--- begin ---

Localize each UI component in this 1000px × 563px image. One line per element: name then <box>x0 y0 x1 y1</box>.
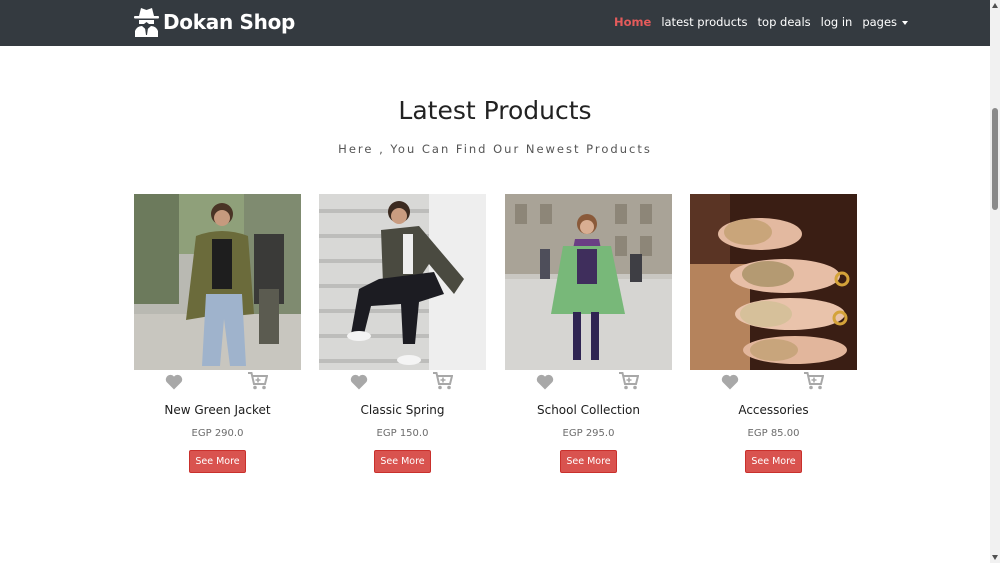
cart-icon[interactable] <box>619 372 639 390</box>
product-title: New Green Jacket <box>164 403 271 417</box>
see-more-button[interactable]: See More <box>560 450 617 473</box>
nav-link-top-deals[interactable]: top deals <box>758 15 811 29</box>
product-image-classic-spring[interactable] <box>319 194 486 370</box>
caret-down-icon <box>902 20 909 25</box>
cart-icon[interactable] <box>248 372 268 390</box>
product-price: EGP 85.00 <box>747 428 800 439</box>
heart-icon[interactable] <box>721 374 739 390</box>
see-more-button[interactable]: See More <box>374 450 431 473</box>
nav-link-latest-products[interactable]: latest products <box>661 15 747 29</box>
section-subtitle: Here , You Can Find Our Newest Products <box>338 142 652 156</box>
card-actions <box>690 370 857 400</box>
see-more-button[interactable]: See More <box>745 450 802 473</box>
product-title: Accessories <box>738 403 809 417</box>
product-card: School Collection EGP 295.0 See More <box>505 194 672 473</box>
product-card: Accessories EGP 85.00 See More <box>690 194 857 473</box>
product-price: EGP 150.0 <box>376 428 429 439</box>
heart-icon[interactable] <box>165 374 183 390</box>
scroll-down-arrow-icon[interactable] <box>992 555 998 560</box>
product-image-school-collection[interactable] <box>505 194 672 370</box>
section-title: Latest Products <box>398 96 592 125</box>
product-image-accessories[interactable] <box>690 194 857 370</box>
card-actions <box>505 370 672 400</box>
product-image-green-jacket[interactable] <box>134 194 301 370</box>
scroll-up-arrow-icon[interactable] <box>992 3 998 8</box>
see-more-button[interactable]: See More <box>189 450 246 473</box>
nav-link-home[interactable]: Home <box>614 15 651 29</box>
heart-icon[interactable] <box>536 374 554 390</box>
product-price: EGP 290.0 <box>191 428 244 439</box>
card-actions <box>319 370 486 400</box>
scrollbar-thumb[interactable] <box>992 108 998 210</box>
cart-icon[interactable] <box>804 372 824 390</box>
brand-name: Dokan Shop <box>163 10 296 34</box>
product-card: New Green Jacket EGP 290.0 See More <box>134 194 301 473</box>
cart-icon[interactable] <box>433 372 453 390</box>
product-title: Classic Spring <box>360 403 445 417</box>
vertical-scrollbar[interactable] <box>990 0 1000 563</box>
product-card: Classic Spring EGP 150.0 See More <box>319 194 486 473</box>
heart-icon[interactable] <box>350 374 368 390</box>
nav-dropdown-label: pages <box>862 15 898 29</box>
card-actions <box>134 370 301 400</box>
nav-dropdown-pages[interactable]: pages <box>862 15 909 29</box>
spy-icon <box>134 8 159 37</box>
nav-link-log-in[interactable]: log in <box>821 15 853 29</box>
brand-logo[interactable]: Dokan Shop <box>133 5 295 39</box>
nav-links: Home latest products top deals log in pa… <box>614 15 918 29</box>
product-title: School Collection <box>536 403 640 417</box>
navbar: Dokan Shop Home latest products top deal… <box>0 0 990 46</box>
product-price: EGP 295.0 <box>562 428 615 439</box>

--- end ---

(WRITTEN PROBLEM):
Render the stretch of the listing from the line containing "cart-icon[interactable] <box>619 372" through the line containing "product-card: Accessories EGP", both included, as a numbered list with any blank lines omitted.

(ANSWER FOR THE TASK):
1. cart-icon[interactable] <box>619 372 639 390</box>
2. product-title: New Green Jacket <box>164 403 271 417</box>
3. see-more-button[interactable]: See More <box>560 450 617 473</box>
4. nav-link-top-deals[interactable]: top deals <box>758 15 811 29</box>
5. product-image-classic-spring[interactable] <box>319 194 486 370</box>
6. caret-down-icon <box>902 20 909 25</box>
7. cart-icon[interactable] <box>248 372 268 390</box>
8. product-price: EGP 85.00 <box>747 428 800 439</box>
9. heart-icon[interactable] <box>721 374 739 390</box>
10. see-more-button[interactable]: See More <box>374 450 431 473</box>
11. nav-link-latest-products[interactable]: latest products <box>661 15 747 29</box>
12. section-subtitle: Here , You Can Find Our Newest Products <box>338 142 652 156</box>
13. card-actions <box>690 370 857 400</box>
14. see-more-button[interactable]: See More <box>745 450 802 473</box>
15. product-title: Accessories <box>738 403 809 417</box>
16. product-card: School Collection EGP 295.0 See More <box>505 194 672 473</box>
17. product-card: Accessories EGP 85.00 See More <box>690 194 857 473</box>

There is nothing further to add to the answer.